**Aim of the task:** Print all of the lines exactly. Any picture among them stays out.
── Supplied material
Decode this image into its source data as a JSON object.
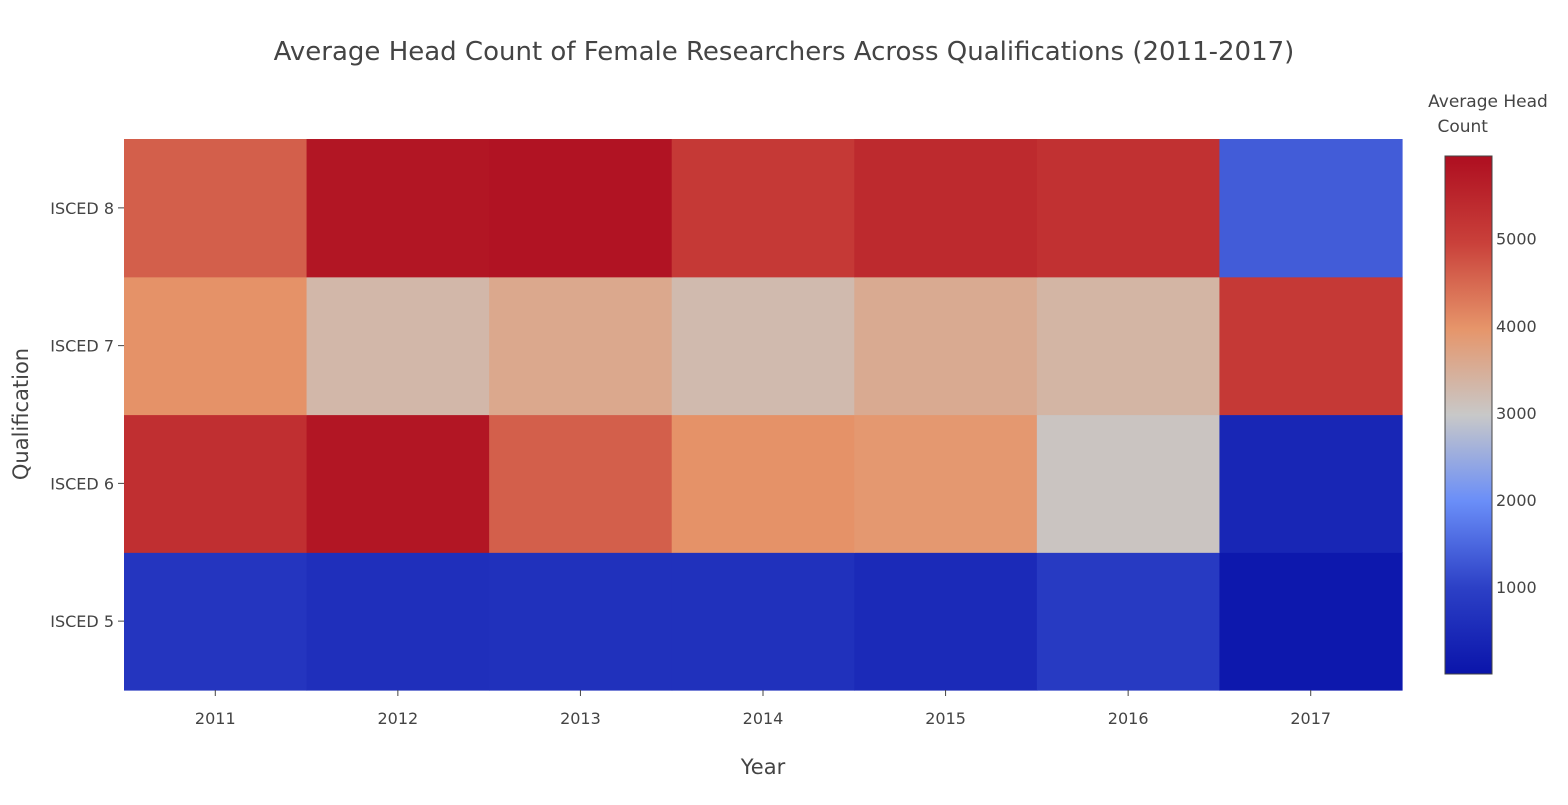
{
  "chart_data": {
    "type": "heatmap",
    "title": "Average Head Count of Female Researchers Across Qualifications (2011-2017)",
    "xlabel": "Year",
    "ylabel": "Qualification",
    "x": [
      "2011",
      "2012",
      "2013",
      "2014",
      "2015",
      "2016",
      "2017"
    ],
    "y": [
      "ISCED 5",
      "ISCED 6",
      "ISCED 7",
      "ISCED 8"
    ],
    "z": [
      [
        750,
        600,
        650,
        650,
        500,
        850,
        100
      ],
      [
        5300,
        5800,
        4600,
        4000,
        3900,
        3050,
        400
      ],
      [
        4000,
        3300,
        3600,
        3250,
        3550,
        3350,
        5100
      ],
      [
        4600,
        5800,
        5850,
        5100,
        5400,
        5250,
        1350
      ]
    ],
    "zrange": [
      0,
      5950
    ],
    "colorscale": "coolwarm",
    "colorscale_stops": [
      "#0a14aa",
      "#2c40c6",
      "#6a8ef8",
      "#c8c8c8",
      "#e6956a",
      "#c9403a",
      "#ae0e20"
    ],
    "colorbar": {
      "title_lines": [
        "Average Head",
        " Count"
      ],
      "tickvals": [
        1000,
        2000,
        3000,
        4000,
        5000
      ],
      "ticktext": [
        "1000",
        "2000",
        "3000",
        "4000",
        "5000"
      ]
    }
  }
}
────
**Solved problem:**
Decode this image into its source data as a JSON object.
{
  "chart_data": {
    "type": "heatmap",
    "title": "Average Head Count of Female Researchers Across Qualifications (2011-2017)",
    "xlabel": "Year",
    "ylabel": "Qualification",
    "x": [
      "2011",
      "2012",
      "2013",
      "2014",
      "2015",
      "2016",
      "2017"
    ],
    "y": [
      "ISCED 5",
      "ISCED 6",
      "ISCED 7",
      "ISCED 8"
    ],
    "z": [
      [
        750,
        600,
        650,
        650,
        500,
        850,
        100
      ],
      [
        5300,
        5800,
        4600,
        4000,
        3900,
        3050,
        400
      ],
      [
        4000,
        3300,
        3600,
        3250,
        3550,
        3350,
        5100
      ],
      [
        4600,
        5800,
        5850,
        5100,
        5400,
        5250,
        1350
      ]
    ],
    "zrange": [
      0,
      5950
    ],
    "colorscale": "coolwarm",
    "colorscale_stops": [
      "#0a14aa",
      "#2c40c6",
      "#6a8ef8",
      "#c8c8c8",
      "#e6956a",
      "#c9403a",
      "#ae0e20"
    ],
    "colorbar": {
      "title_lines": [
        "Average Head",
        " Count"
      ],
      "tickvals": [
        1000,
        2000,
        3000,
        4000,
        5000
      ],
      "ticktext": [
        "1000",
        "2000",
        "3000",
        "4000",
        "5000"
      ]
    }
  }
}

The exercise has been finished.